完善的错误处理是LLM应用可靠性的基石。关键策略包括：区分错误类型采取不同处理、实现智能重试机制、提供优雅降级方案、建立错误监控告警体系。

=== 练习题目 ===
判断下面三个说法是否符合阅读材料，每项回答“是”或“否”，并原样引用阅读材料中起决定作用的文字。(a) 完善的错误处理被看作LLM应用可靠性的基石。(b) 阅读材料主张对所有错误类型采取同一种处理方式。(c) 建立错误监控告警体系是关键策略之一。 这些行与阅读材料的内容没有关系。

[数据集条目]
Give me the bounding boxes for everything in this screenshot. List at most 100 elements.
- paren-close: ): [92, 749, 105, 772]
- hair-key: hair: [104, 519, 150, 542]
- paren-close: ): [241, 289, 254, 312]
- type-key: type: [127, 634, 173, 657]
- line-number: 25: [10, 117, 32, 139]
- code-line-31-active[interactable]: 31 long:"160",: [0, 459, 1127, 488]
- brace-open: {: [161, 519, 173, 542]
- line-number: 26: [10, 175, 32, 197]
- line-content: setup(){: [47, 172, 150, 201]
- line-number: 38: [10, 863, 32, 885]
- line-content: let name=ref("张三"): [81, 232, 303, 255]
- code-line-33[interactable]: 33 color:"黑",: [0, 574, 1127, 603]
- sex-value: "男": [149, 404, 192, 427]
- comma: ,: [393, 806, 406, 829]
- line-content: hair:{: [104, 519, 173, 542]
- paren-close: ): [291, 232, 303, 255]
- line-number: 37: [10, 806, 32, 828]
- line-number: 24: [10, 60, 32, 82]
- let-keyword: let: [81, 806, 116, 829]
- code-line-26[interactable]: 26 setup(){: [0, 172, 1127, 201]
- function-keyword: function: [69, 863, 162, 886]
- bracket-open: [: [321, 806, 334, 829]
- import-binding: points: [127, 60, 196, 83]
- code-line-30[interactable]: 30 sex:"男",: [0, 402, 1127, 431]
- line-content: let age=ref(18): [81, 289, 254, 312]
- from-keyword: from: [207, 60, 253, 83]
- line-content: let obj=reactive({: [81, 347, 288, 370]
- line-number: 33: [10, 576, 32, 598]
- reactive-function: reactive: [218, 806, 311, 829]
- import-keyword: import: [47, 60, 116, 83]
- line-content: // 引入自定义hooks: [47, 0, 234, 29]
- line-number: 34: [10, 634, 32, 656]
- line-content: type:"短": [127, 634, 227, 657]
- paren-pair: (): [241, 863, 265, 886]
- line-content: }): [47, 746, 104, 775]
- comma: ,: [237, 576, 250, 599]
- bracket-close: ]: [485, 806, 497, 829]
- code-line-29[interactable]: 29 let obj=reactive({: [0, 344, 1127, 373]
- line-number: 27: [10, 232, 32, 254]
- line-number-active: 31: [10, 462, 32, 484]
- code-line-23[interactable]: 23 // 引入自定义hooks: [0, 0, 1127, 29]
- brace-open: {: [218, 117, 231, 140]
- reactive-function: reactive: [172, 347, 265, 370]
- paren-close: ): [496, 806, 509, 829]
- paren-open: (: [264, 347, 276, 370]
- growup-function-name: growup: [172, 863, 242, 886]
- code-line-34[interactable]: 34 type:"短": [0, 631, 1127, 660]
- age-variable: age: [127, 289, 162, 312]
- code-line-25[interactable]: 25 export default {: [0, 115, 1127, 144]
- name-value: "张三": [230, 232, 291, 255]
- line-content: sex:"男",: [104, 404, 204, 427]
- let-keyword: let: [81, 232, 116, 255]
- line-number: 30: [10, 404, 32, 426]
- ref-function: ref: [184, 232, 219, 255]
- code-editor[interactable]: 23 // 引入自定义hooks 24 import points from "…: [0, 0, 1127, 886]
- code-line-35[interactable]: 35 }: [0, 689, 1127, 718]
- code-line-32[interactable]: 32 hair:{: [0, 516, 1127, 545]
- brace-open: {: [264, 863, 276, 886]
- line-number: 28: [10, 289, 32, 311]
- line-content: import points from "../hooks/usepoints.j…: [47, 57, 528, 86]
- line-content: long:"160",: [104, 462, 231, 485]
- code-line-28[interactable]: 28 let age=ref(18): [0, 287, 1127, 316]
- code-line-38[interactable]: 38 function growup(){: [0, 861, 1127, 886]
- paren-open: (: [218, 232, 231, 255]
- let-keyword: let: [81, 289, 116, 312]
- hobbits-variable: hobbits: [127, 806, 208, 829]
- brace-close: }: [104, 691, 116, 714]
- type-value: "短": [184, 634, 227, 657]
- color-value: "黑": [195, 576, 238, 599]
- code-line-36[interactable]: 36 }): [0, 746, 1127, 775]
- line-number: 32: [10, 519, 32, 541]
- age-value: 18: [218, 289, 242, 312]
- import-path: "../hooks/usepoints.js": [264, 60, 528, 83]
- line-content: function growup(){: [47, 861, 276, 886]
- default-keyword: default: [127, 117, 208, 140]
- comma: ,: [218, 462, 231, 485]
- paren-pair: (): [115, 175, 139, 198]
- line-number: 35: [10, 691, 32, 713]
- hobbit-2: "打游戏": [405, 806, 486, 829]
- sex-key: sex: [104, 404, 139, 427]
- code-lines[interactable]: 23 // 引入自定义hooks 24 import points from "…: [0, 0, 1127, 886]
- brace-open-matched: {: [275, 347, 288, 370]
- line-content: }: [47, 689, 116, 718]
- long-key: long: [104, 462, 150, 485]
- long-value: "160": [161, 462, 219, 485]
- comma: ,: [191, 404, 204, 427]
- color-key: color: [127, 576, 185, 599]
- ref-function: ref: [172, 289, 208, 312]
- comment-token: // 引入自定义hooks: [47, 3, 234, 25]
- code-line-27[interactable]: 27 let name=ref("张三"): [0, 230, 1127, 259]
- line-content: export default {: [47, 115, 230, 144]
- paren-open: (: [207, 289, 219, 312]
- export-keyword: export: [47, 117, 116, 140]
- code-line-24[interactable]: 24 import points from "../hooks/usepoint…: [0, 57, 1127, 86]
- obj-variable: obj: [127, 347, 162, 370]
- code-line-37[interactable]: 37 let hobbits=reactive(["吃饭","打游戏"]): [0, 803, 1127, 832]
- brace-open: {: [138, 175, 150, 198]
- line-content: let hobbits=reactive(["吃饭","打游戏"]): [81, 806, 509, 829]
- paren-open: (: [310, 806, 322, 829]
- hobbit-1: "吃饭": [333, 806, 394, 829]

=== 参考答案 ===
(a) 是：“完善的错误处理是LLM应用可靠性的基石”。
(b) 否：“区分错误类型采取不同处理”。
(c) 是：“建立错误监控告警体系”。